(Figure collection entries)
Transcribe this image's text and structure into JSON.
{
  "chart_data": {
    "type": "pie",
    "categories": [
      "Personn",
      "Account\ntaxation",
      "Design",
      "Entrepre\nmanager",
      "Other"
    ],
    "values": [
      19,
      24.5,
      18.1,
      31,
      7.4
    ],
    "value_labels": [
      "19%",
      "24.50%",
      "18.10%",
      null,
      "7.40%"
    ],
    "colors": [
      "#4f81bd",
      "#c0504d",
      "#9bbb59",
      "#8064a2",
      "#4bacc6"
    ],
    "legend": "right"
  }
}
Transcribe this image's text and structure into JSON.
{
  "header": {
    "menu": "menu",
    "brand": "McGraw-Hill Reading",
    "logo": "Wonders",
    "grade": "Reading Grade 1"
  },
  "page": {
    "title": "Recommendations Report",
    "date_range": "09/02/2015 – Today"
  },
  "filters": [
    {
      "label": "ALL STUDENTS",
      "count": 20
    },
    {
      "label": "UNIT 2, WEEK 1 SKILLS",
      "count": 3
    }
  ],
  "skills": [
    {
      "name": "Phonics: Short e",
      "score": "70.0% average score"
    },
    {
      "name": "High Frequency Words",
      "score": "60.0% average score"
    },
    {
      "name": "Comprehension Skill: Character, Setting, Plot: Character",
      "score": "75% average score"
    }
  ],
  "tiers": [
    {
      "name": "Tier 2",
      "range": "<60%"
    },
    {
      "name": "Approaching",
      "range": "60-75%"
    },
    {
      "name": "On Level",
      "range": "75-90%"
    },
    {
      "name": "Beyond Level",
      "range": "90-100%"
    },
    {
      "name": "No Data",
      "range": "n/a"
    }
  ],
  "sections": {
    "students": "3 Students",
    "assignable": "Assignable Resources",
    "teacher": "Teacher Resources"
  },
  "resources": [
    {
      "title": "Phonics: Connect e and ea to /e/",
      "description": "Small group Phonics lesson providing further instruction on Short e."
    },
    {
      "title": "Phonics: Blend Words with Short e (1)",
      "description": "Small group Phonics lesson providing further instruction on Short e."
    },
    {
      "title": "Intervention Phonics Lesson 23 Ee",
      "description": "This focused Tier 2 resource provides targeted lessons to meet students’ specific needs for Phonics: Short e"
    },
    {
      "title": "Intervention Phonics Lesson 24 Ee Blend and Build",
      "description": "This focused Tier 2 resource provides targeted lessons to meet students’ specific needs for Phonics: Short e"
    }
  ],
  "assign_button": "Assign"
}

| TASK TO COMPLETE |
Recopy all the lines exactly as they appear.

| TASK RESULT |
Transcribe this image's text and structure into JSON.
{
  "chart_data": {
    "type": "pie",
    "categories": [
      "Personn",
      "Account\ntaxation",
      "Design",
      "Entrepre\nmanager",
      "Other"
    ],
    "values": [
      19,
      24.5,
      18.1,
      31,
      7.4
    ],
    "value_labels": [
      "19%",
      "24.50%",
      "18.10%",
      null,
      "7.40%"
    ],
    "colors": [
      "#4f81bd",
      "#c0504d",
      "#9bbb59",
      "#8064a2",
      "#4bacc6"
    ],
    "legend": "right"
  }
}
Transcribe this image's text and structure into JSON.
{
  "header": {
    "menu": "menu",
    "brand": "McGraw-Hill Reading",
    "logo": "Wonders",
    "grade": "Reading Grade 1"
  },
  "page": {
    "title": "Recommendations Report",
    "date_range": "09/02/2015 – Today"
  },
  "filters": [
    {
      "label": "ALL STUDENTS",
      "count": 20
    },
    {
      "label": "UNIT 2, WEEK 1 SKILLS",
      "count": 3
    }
  ],
  "skills": [
    {
      "name": "Phonics: Short e",
      "score": "70.0% average score"
    },
    {
      "name": "High Frequency Words",
      "score": "60.0% average score"
    },
    {
      "name": "Comprehension Skill: Character, Setting, Plot: Character",
      "score": "75% average score"
    }
  ],
  "tiers": [
    {
      "name": "Tier 2",
      "range": "<60%"
    },
    {
      "name": "Approaching",
      "range": "60-75%"
    },
    {
      "name": "On Level",
      "range": "75-90%"
    },
    {
      "name": "Beyond Level",
      "range": "90-100%"
    },
    {
      "name": "No Data",
      "range": "n/a"
    }
  ],
  "sections": {
    "students": "3 Students",
    "assignable": "Assignable Resources",
    "teacher": "Teacher Resources"
  },
  "resources": [
    {
      "title": "Phonics: Connect e and ea to /e/",
      "description": "Small group Phonics lesson providing further instruction on Short e."
    },
    {
      "title": "Phonics: Blend Words with Short e (1)",
      "description": "Small group Phonics lesson providing further instruction on Short e."
    },
    {
      "title": "Intervention Phonics Lesson 23 Ee",
      "description": "This focused Tier 2 resource provides targeted lessons to meet students’ specific needs for Phonics: Short e"
    },
    {
      "title": "Intervention Phonics Lesson 24 Ee Blend and Build",
      "description": "This focused Tier 2 resource provides targeted lessons to meet students’ specific needs for Phonics: Short e"
    }
  ],
  "assign_button": "Assign"
}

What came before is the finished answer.